§ **Given request**: Repeat the records word for word, excluding any picture.

* START Material *

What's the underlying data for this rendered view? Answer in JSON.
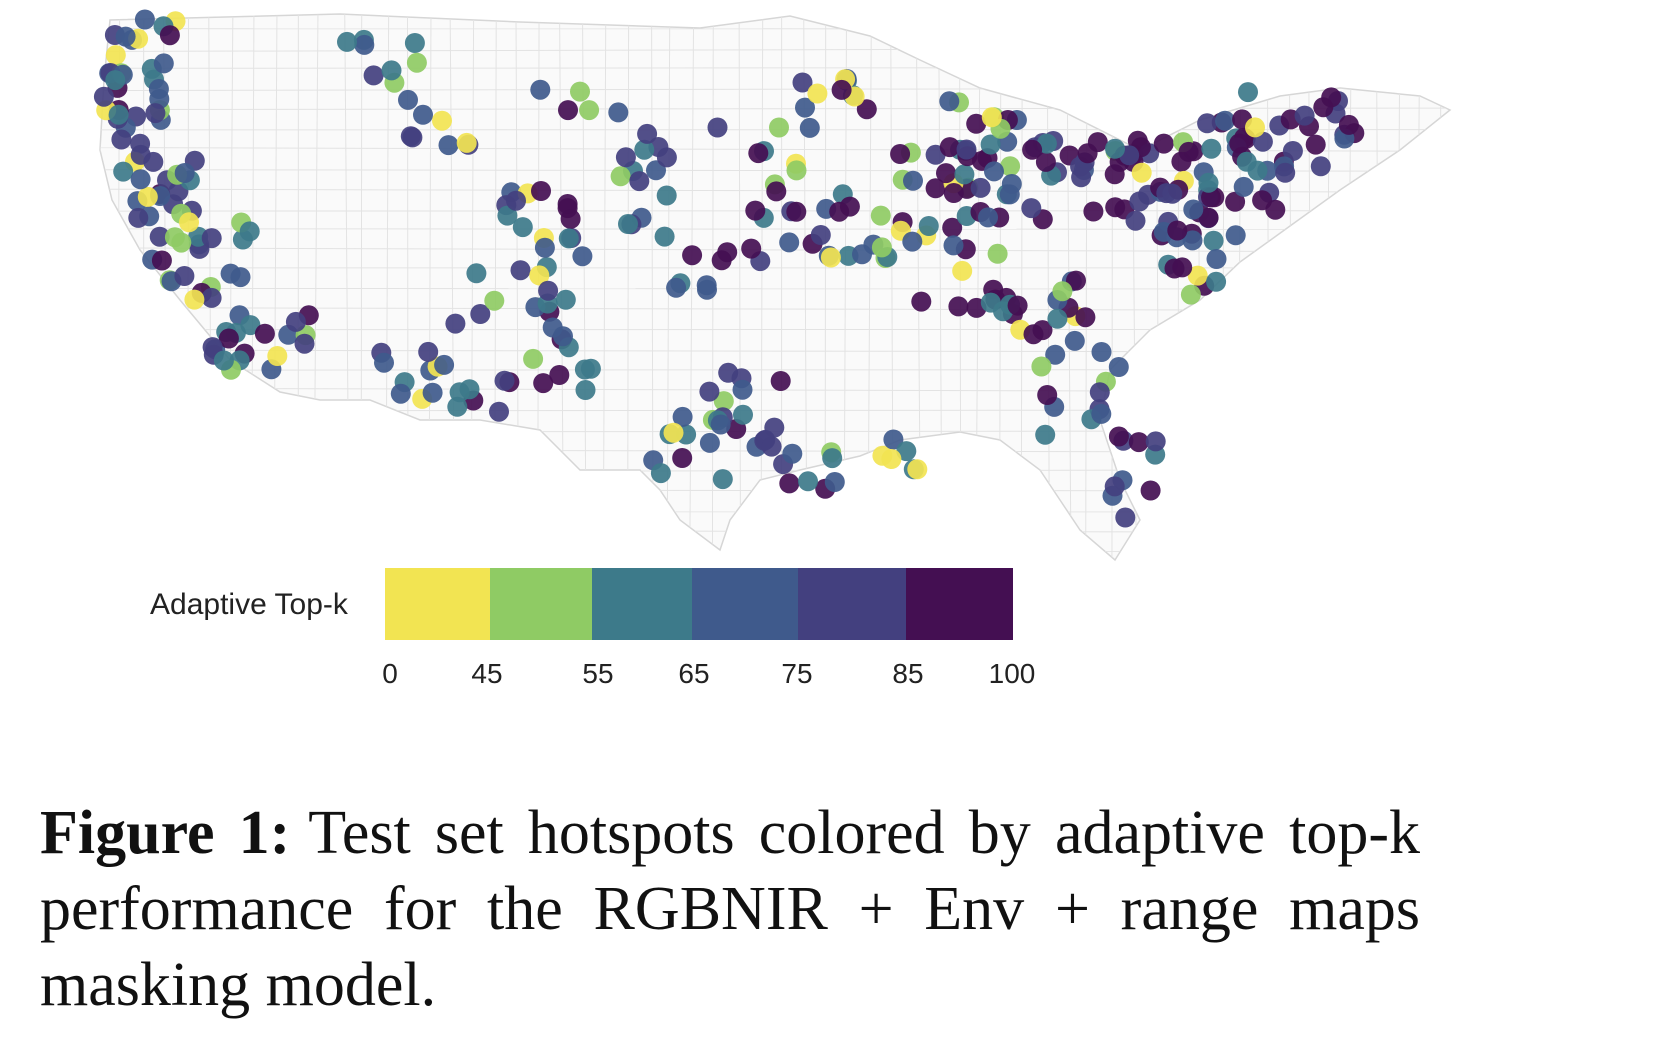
{
  "legend": {
    "title": "Adaptive Top-k",
    "bins": [
      {
        "from": 0,
        "to": 45,
        "color": "#f2e452"
      },
      {
        "from": 45,
        "to": 55,
        "color": "#8fcb64"
      },
      {
        "from": 55,
        "to": 65,
        "color": "#3d7a8a"
      },
      {
        "from": 65,
        "to": 75,
        "color": "#3f5a8c"
      },
      {
        "from": 75,
        "to": 85,
        "color": "#43407f"
      },
      {
        "from": 85,
        "to": 100,
        "color": "#440f52"
      }
    ],
    "ticks": [
      "0",
      "45",
      "55",
      "65",
      "75",
      "85",
      "100"
    ]
  },
  "caption": {
    "label": "Figure 1:",
    "text": "Test set hotspots colored by adaptive top-k performance for the RGBNIR + Env + range maps masking model."
  }
}
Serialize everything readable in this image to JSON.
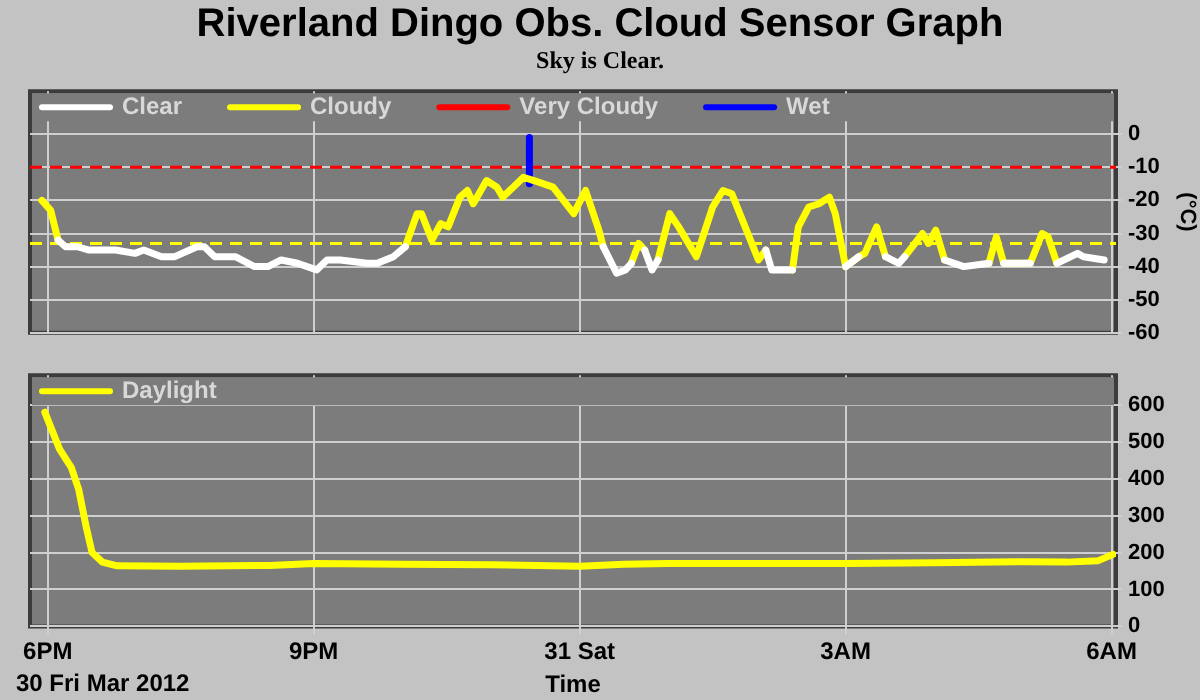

* END Material *

§ **Output for this exercise**:
What's the underlying data for this rendered view? Answer in JSON.
{
  "legend": {
    "title": "Adaptive Top-k",
    "bins": [
      {
        "from": 0,
        "to": 45,
        "color": "#f2e452"
      },
      {
        "from": 45,
        "to": 55,
        "color": "#8fcb64"
      },
      {
        "from": 55,
        "to": 65,
        "color": "#3d7a8a"
      },
      {
        "from": 65,
        "to": 75,
        "color": "#3f5a8c"
      },
      {
        "from": 75,
        "to": 85,
        "color": "#43407f"
      },
      {
        "from": 85,
        "to": 100,
        "color": "#440f52"
      }
    ],
    "ticks": [
      "0",
      "45",
      "55",
      "65",
      "75",
      "85",
      "100"
    ]
  },
  "caption": {
    "label": "Figure 1:",
    "text": "Test set hotspots colored by adaptive top-k performance for the RGBNIR + Env + range maps masking model."
  }
}
Serialize everything readable in this image to JSON.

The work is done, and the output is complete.